++++ Input ++++
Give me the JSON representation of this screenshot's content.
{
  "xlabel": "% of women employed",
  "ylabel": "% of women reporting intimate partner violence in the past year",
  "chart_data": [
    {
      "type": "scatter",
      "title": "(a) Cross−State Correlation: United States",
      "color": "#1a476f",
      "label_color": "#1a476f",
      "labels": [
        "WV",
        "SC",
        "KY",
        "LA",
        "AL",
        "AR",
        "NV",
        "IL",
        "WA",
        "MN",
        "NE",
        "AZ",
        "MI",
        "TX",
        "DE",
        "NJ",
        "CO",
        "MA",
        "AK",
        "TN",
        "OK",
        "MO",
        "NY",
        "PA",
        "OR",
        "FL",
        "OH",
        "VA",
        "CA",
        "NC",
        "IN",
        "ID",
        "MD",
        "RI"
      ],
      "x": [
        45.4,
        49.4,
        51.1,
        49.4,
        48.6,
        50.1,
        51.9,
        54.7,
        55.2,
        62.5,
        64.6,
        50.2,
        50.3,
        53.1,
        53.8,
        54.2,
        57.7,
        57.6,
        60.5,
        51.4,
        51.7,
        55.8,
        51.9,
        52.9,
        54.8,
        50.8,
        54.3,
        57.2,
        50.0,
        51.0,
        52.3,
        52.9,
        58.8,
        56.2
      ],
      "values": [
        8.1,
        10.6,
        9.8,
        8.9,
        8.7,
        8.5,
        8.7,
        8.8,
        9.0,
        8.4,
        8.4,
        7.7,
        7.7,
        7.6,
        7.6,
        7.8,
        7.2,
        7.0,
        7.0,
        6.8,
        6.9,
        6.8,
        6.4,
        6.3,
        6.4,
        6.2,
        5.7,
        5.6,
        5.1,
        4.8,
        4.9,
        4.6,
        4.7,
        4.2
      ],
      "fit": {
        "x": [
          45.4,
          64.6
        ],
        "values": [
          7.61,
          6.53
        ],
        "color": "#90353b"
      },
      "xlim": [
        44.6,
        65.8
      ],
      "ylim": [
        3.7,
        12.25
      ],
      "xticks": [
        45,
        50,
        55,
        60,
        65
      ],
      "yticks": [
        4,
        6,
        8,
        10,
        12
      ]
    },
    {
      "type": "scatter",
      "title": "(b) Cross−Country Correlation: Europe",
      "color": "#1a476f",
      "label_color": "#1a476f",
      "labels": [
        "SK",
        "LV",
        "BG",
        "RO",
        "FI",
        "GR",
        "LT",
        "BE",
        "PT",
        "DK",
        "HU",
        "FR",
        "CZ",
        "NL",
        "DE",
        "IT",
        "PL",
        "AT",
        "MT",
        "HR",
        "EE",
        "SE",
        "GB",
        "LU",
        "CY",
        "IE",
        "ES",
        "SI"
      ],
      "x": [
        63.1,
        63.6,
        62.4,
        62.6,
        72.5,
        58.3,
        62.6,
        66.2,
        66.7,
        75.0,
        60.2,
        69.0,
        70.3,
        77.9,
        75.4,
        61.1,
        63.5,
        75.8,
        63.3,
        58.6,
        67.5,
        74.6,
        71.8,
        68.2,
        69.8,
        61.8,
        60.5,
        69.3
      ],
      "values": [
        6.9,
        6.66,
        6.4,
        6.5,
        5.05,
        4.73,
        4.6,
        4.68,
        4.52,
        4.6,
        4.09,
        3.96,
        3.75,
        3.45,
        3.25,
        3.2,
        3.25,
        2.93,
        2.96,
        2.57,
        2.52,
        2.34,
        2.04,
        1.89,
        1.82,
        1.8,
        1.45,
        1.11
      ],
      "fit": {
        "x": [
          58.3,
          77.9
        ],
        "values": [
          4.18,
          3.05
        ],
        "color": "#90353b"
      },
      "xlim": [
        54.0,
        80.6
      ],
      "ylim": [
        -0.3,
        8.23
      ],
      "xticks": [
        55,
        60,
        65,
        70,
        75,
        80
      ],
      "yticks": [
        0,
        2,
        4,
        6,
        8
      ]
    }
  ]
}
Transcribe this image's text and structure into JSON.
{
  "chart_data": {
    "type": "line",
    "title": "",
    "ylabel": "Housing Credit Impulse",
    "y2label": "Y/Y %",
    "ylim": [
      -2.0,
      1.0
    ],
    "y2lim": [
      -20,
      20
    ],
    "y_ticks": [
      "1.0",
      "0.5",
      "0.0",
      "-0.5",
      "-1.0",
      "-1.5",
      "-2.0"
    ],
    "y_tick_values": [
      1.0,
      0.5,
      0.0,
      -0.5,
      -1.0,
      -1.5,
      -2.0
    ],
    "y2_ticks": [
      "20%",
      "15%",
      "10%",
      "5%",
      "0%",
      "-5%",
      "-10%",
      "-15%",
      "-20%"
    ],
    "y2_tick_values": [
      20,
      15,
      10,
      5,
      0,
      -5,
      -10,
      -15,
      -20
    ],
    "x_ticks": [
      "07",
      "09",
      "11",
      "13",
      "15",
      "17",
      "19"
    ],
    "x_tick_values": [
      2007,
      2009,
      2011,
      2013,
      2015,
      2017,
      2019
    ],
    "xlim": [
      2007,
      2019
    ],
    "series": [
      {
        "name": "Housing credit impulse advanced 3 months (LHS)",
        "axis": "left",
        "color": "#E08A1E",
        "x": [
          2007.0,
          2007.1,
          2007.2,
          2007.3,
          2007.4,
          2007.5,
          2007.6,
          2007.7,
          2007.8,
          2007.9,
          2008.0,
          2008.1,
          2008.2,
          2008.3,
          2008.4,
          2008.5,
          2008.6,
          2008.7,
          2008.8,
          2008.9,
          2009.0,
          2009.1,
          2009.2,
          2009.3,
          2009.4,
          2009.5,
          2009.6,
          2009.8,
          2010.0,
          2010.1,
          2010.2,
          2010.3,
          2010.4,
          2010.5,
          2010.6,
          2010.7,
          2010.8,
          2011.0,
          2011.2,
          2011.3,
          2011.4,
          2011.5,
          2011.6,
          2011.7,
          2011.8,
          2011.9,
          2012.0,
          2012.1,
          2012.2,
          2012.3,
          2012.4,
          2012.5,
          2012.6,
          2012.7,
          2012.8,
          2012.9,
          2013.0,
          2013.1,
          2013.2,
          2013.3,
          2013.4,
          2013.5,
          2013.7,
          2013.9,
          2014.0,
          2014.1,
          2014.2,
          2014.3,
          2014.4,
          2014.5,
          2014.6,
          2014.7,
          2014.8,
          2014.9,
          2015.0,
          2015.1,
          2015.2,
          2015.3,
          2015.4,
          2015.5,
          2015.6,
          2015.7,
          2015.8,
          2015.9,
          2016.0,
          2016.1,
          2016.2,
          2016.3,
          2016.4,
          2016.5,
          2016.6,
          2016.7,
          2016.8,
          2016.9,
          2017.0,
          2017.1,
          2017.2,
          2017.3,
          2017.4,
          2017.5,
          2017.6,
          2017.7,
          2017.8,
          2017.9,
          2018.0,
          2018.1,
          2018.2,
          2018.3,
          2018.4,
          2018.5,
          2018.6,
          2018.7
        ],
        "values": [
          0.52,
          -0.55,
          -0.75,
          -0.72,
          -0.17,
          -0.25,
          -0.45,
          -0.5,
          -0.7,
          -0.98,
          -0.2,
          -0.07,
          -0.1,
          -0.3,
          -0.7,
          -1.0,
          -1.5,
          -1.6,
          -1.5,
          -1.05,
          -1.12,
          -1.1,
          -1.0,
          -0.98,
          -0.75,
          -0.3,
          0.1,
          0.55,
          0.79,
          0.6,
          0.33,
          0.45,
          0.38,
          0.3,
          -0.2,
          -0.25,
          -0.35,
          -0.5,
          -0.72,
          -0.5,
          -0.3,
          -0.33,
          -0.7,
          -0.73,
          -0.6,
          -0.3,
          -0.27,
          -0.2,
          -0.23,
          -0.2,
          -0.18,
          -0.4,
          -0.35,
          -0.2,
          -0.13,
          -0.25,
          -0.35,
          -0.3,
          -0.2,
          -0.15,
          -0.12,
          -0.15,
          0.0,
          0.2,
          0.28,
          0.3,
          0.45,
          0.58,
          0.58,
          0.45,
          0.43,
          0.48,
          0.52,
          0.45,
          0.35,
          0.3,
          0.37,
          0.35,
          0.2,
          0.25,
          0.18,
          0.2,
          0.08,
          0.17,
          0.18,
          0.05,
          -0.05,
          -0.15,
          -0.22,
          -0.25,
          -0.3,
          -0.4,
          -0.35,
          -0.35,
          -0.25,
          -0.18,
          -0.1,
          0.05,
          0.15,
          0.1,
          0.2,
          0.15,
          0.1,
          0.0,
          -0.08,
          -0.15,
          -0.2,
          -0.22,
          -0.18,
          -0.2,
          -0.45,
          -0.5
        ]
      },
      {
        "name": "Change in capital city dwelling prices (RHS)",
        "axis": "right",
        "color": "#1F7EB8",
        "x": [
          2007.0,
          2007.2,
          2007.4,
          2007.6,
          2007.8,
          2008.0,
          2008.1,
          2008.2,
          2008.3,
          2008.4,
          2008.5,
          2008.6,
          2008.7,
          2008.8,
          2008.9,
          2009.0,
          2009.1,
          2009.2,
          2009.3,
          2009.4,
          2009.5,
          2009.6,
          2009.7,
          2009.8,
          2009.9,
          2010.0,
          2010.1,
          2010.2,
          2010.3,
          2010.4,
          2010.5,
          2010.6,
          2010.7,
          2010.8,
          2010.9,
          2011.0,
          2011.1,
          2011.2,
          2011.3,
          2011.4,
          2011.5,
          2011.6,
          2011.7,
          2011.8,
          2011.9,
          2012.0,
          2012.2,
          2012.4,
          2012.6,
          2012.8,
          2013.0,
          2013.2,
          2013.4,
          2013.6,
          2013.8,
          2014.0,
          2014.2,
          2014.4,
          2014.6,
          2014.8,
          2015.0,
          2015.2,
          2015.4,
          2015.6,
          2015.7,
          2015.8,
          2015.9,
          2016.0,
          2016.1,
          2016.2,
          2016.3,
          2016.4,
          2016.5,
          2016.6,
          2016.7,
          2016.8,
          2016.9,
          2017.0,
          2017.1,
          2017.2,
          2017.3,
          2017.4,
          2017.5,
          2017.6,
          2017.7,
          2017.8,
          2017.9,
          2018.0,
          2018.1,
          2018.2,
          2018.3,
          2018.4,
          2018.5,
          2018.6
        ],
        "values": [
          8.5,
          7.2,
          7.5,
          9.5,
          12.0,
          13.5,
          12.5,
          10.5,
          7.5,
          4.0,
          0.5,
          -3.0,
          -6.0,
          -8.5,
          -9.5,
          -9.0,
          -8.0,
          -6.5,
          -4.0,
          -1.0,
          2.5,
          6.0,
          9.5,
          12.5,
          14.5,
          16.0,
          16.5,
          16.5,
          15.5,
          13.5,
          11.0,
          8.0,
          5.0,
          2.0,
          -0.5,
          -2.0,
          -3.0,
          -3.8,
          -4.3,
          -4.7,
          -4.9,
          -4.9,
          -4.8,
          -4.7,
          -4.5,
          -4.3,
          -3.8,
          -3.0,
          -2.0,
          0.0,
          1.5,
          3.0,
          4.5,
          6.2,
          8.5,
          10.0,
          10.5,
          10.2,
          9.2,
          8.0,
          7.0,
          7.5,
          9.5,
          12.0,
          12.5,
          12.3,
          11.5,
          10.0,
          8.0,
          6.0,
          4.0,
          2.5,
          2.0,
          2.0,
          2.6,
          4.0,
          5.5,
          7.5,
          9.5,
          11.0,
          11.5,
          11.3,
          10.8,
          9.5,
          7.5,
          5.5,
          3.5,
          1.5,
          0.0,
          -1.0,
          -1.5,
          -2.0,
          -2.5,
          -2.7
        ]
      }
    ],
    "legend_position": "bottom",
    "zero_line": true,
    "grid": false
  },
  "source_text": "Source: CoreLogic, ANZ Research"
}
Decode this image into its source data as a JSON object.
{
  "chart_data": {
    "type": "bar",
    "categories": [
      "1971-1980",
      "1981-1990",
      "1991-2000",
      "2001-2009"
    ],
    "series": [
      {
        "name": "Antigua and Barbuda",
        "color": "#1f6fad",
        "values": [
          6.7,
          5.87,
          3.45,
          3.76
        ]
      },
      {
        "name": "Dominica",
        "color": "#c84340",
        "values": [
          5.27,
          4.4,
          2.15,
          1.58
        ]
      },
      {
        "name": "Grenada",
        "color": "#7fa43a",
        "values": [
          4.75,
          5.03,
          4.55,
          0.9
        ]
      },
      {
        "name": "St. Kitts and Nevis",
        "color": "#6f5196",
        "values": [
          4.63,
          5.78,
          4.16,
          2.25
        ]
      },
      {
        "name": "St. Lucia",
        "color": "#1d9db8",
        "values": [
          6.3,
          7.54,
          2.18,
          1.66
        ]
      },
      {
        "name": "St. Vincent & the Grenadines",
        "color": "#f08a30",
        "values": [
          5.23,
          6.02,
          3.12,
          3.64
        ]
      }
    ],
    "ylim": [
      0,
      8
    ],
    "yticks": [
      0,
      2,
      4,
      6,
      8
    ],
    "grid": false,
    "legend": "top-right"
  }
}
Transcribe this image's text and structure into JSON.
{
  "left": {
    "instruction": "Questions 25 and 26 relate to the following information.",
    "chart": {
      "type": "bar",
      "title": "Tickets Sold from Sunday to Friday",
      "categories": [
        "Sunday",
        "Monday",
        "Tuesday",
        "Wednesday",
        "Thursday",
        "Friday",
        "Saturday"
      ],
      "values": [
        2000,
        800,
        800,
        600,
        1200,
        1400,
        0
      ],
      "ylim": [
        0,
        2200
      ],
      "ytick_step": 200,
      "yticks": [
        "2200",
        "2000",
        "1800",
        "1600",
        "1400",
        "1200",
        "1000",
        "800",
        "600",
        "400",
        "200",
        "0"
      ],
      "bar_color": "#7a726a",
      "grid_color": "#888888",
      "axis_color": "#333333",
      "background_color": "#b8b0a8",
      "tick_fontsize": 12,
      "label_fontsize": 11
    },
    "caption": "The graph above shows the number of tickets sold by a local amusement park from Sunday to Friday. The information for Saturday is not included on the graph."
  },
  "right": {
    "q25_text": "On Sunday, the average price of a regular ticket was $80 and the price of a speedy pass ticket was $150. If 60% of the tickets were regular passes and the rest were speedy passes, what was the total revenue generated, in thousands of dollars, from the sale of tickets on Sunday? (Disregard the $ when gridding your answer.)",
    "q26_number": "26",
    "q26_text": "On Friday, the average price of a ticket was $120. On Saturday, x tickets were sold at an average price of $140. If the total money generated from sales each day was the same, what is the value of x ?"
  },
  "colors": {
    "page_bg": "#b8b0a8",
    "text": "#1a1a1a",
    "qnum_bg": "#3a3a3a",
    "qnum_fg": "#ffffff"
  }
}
++++
> _What to produce_: Going through the entries above, tally each line that has the word "ylabel". Answer with the number only.

> _Solution to the exercise_: 2